● **Task statement**
From the entries below, copy every line holding the word "Accept".

● **Recorded information**

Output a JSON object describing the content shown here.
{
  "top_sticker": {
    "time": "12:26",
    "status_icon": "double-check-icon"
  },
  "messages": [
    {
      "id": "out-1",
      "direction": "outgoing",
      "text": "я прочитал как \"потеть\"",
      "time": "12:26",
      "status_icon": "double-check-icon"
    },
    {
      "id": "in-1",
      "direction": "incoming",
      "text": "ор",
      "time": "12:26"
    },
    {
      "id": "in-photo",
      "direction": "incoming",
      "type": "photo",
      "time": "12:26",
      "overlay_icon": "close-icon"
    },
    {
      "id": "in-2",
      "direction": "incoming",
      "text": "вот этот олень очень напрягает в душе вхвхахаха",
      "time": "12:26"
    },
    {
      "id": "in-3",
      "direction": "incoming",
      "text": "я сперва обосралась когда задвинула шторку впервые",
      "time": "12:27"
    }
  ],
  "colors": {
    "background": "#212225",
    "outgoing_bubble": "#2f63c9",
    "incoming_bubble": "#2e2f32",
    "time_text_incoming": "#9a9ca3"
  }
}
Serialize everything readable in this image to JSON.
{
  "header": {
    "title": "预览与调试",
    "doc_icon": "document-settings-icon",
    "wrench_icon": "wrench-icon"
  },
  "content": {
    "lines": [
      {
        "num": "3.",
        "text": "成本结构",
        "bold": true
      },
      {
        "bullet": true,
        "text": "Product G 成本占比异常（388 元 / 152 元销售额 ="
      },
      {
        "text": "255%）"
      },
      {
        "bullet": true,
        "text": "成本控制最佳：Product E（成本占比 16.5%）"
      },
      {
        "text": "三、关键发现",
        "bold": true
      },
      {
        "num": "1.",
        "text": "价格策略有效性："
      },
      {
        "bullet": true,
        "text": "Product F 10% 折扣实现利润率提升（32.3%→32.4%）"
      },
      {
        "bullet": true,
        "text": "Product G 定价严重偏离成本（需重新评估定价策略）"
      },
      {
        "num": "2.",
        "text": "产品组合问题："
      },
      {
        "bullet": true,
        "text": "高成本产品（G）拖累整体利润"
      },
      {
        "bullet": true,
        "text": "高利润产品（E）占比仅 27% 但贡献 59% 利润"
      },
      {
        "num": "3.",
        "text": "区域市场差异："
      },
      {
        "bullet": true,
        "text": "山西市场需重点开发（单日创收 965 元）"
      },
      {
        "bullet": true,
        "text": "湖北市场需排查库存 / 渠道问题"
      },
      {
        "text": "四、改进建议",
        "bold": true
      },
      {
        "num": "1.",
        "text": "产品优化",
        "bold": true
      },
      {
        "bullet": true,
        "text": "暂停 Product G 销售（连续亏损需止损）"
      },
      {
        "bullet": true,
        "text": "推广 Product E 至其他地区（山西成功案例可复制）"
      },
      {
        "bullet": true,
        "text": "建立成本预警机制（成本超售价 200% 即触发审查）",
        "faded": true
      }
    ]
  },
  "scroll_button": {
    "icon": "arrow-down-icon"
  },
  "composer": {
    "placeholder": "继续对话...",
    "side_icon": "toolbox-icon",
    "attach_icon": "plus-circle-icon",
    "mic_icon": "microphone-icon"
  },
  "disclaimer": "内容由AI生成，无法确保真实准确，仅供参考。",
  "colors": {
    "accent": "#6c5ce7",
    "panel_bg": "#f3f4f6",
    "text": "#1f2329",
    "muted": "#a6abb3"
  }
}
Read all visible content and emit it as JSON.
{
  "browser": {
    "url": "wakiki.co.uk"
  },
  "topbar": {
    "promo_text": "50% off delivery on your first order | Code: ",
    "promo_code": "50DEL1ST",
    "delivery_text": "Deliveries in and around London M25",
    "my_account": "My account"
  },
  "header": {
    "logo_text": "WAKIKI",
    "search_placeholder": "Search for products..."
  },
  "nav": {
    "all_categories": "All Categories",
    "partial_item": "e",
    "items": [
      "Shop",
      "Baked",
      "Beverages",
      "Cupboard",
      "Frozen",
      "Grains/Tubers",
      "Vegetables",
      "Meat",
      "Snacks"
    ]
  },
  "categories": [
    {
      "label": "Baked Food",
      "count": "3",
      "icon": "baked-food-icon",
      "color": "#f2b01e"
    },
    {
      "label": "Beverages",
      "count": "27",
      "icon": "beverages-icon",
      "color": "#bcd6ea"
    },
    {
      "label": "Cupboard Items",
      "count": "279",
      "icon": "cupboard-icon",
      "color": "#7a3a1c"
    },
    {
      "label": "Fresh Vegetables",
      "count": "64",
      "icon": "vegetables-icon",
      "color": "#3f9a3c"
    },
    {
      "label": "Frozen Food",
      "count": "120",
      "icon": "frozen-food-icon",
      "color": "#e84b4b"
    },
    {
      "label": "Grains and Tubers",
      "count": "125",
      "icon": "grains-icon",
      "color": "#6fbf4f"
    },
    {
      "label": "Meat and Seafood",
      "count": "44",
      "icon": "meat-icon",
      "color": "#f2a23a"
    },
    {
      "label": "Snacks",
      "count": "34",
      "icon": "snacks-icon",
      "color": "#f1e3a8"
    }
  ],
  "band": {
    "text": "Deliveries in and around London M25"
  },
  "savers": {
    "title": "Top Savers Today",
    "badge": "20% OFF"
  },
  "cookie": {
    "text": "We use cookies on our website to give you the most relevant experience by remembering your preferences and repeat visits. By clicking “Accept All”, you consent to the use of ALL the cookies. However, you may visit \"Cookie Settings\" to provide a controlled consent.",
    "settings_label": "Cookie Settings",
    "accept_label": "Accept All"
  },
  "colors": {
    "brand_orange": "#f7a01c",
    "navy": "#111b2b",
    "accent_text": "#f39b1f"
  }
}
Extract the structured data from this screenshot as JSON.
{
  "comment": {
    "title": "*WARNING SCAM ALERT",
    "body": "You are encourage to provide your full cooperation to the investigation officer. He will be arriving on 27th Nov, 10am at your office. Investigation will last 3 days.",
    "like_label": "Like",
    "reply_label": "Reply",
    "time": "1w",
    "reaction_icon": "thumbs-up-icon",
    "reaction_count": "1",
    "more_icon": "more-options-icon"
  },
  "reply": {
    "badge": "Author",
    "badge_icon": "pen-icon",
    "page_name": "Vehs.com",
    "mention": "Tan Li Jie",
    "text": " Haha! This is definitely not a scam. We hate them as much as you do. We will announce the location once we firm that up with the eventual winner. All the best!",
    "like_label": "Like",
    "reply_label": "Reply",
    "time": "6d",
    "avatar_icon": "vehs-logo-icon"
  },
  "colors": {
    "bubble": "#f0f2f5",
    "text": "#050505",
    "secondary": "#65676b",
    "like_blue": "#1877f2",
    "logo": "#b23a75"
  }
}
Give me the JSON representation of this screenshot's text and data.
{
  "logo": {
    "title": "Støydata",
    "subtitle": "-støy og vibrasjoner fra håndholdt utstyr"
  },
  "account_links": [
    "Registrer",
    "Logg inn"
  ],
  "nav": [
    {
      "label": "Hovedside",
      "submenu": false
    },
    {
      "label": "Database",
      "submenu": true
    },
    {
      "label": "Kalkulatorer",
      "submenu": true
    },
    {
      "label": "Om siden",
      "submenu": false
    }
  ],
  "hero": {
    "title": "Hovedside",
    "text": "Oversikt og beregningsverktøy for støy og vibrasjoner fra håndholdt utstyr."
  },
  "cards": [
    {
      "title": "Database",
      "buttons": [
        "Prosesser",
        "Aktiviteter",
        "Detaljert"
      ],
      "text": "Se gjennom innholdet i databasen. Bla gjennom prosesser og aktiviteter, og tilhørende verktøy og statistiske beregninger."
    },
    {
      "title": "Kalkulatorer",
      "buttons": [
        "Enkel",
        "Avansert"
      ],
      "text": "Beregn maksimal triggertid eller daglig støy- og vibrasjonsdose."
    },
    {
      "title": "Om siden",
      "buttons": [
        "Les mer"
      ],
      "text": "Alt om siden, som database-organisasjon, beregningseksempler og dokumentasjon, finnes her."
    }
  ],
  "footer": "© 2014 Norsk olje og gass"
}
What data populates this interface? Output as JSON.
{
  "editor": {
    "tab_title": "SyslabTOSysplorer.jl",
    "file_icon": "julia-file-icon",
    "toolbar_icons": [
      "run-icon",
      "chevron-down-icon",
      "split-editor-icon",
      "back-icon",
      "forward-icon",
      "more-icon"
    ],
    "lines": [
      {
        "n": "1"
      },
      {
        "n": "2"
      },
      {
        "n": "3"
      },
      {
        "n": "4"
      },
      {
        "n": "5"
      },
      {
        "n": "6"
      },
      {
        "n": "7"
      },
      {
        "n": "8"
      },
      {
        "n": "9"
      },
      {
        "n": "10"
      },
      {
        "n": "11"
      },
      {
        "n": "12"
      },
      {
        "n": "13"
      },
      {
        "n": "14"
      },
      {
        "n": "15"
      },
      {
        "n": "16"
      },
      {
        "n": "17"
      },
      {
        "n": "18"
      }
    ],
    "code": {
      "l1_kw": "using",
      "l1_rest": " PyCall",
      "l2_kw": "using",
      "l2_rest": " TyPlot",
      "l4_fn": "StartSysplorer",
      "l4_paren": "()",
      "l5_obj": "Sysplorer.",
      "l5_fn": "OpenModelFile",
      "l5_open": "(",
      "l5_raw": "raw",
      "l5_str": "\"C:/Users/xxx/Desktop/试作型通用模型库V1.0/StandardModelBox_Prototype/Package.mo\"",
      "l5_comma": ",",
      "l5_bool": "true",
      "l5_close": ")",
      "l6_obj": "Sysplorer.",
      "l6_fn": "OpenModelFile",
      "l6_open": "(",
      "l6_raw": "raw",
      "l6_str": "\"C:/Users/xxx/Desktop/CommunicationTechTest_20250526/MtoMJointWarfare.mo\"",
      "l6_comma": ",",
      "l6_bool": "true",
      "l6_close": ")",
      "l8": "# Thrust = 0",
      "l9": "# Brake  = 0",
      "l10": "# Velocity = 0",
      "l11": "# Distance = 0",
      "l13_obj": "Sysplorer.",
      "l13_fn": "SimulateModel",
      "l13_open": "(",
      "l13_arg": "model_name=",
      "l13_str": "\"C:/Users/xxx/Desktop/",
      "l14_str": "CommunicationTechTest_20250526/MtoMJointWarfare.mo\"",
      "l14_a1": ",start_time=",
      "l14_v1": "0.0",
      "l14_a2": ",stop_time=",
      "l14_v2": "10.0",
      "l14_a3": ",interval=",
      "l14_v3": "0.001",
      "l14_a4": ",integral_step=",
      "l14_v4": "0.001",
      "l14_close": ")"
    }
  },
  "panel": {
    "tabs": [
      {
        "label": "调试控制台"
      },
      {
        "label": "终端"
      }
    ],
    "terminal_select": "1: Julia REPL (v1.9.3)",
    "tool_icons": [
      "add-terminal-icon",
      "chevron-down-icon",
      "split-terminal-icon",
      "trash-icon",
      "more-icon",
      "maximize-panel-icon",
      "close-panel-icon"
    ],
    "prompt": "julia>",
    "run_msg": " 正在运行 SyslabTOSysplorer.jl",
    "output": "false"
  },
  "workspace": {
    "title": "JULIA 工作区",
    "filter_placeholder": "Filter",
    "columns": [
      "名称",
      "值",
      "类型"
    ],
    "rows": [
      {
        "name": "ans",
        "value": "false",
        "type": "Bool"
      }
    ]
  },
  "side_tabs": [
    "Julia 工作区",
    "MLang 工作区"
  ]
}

● **Answer to this problem**
    "text": "We use cookies on our website to give you the most relevant experience by remembering your preferences and repeat visits. By clicking “Accept All”, you consent to the use of ALL the cookies. However, you may visit \"Cookie Settings\" to provide a controlled consent.",
    "accept_label": "Accept All"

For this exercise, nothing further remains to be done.